* [Work instructions] Leave out the images and repeat the listing below without a single change.

* [Data for processing]
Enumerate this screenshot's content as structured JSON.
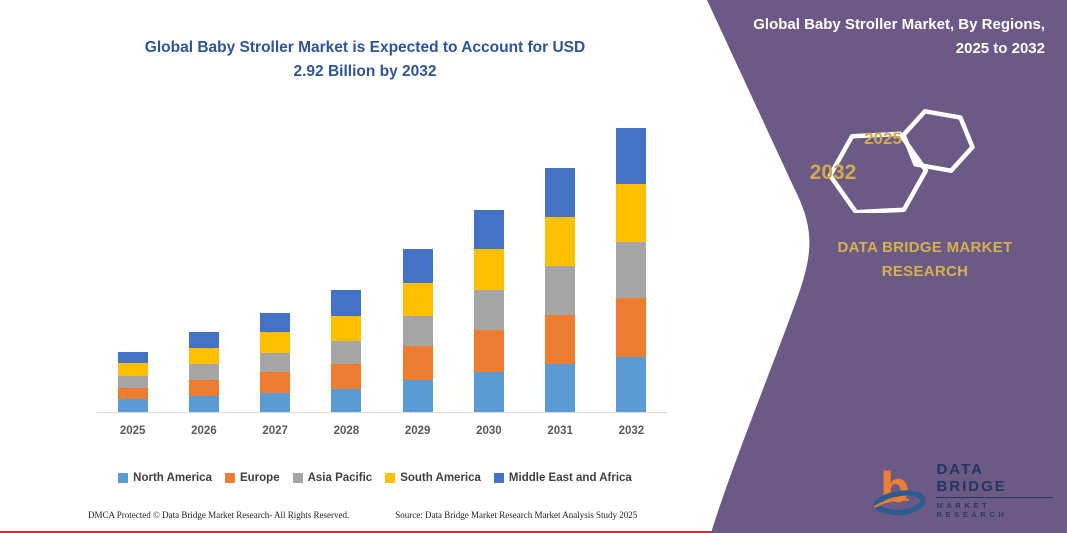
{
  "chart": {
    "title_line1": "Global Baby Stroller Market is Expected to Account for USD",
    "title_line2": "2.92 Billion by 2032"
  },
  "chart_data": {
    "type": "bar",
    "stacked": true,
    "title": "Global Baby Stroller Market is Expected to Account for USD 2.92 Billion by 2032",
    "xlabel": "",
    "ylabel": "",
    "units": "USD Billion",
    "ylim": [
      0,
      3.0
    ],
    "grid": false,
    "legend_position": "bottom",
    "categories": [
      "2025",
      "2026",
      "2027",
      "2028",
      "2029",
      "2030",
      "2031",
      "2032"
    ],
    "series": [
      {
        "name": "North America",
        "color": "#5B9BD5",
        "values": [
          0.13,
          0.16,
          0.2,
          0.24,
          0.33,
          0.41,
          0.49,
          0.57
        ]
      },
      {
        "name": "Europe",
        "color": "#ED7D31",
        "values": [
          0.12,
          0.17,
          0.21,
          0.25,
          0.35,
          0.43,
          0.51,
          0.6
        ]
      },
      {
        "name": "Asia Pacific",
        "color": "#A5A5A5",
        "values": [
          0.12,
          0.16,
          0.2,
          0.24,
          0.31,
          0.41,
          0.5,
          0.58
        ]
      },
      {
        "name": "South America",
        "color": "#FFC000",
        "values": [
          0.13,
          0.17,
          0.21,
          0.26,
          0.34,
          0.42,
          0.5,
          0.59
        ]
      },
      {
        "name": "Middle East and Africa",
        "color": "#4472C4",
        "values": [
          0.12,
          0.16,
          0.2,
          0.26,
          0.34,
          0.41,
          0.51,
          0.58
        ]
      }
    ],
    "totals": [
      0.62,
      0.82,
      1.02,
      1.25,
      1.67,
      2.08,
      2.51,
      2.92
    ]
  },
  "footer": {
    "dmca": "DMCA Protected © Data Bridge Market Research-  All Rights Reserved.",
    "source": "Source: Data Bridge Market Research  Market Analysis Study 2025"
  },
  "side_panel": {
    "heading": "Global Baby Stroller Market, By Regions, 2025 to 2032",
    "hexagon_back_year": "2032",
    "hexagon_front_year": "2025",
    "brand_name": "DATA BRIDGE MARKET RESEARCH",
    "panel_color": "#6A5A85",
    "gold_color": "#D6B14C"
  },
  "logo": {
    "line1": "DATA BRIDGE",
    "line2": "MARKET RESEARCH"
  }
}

* [Completed task]
Enumerate this screenshot's content as structured JSON.
{
  "chart": {
    "title_line1": "Global Baby Stroller Market is Expected to Account for USD",
    "title_line2": "2.92 Billion by 2032"
  },
  "chart_data": {
    "type": "bar",
    "stacked": true,
    "title": "Global Baby Stroller Market is Expected to Account for USD 2.92 Billion by 2032",
    "xlabel": "",
    "ylabel": "",
    "units": "USD Billion",
    "ylim": [
      0,
      3.0
    ],
    "grid": false,
    "legend_position": "bottom",
    "categories": [
      "2025",
      "2026",
      "2027",
      "2028",
      "2029",
      "2030",
      "2031",
      "2032"
    ],
    "series": [
      {
        "name": "North America",
        "color": "#5B9BD5",
        "values": [
          0.13,
          0.16,
          0.2,
          0.24,
          0.33,
          0.41,
          0.49,
          0.57
        ]
      },
      {
        "name": "Europe",
        "color": "#ED7D31",
        "values": [
          0.12,
          0.17,
          0.21,
          0.25,
          0.35,
          0.43,
          0.51,
          0.6
        ]
      },
      {
        "name": "Asia Pacific",
        "color": "#A5A5A5",
        "values": [
          0.12,
          0.16,
          0.2,
          0.24,
          0.31,
          0.41,
          0.5,
          0.58
        ]
      },
      {
        "name": "South America",
        "color": "#FFC000",
        "values": [
          0.13,
          0.17,
          0.21,
          0.26,
          0.34,
          0.42,
          0.5,
          0.59
        ]
      },
      {
        "name": "Middle East and Africa",
        "color": "#4472C4",
        "values": [
          0.12,
          0.16,
          0.2,
          0.26,
          0.34,
          0.41,
          0.51,
          0.58
        ]
      }
    ],
    "totals": [
      0.62,
      0.82,
      1.02,
      1.25,
      1.67,
      2.08,
      2.51,
      2.92
    ]
  },
  "footer": {
    "dmca": "DMCA Protected © Data Bridge Market Research-  All Rights Reserved.",
    "source": "Source: Data Bridge Market Research  Market Analysis Study 2025"
  },
  "side_panel": {
    "heading": "Global Baby Stroller Market, By Regions, 2025 to 2032",
    "hexagon_back_year": "2032",
    "hexagon_front_year": "2025",
    "brand_name": "DATA BRIDGE MARKET RESEARCH",
    "panel_color": "#6A5A85",
    "gold_color": "#D6B14C"
  },
  "logo": {
    "line1": "DATA BRIDGE",
    "line2": "MARKET RESEARCH"
  }
}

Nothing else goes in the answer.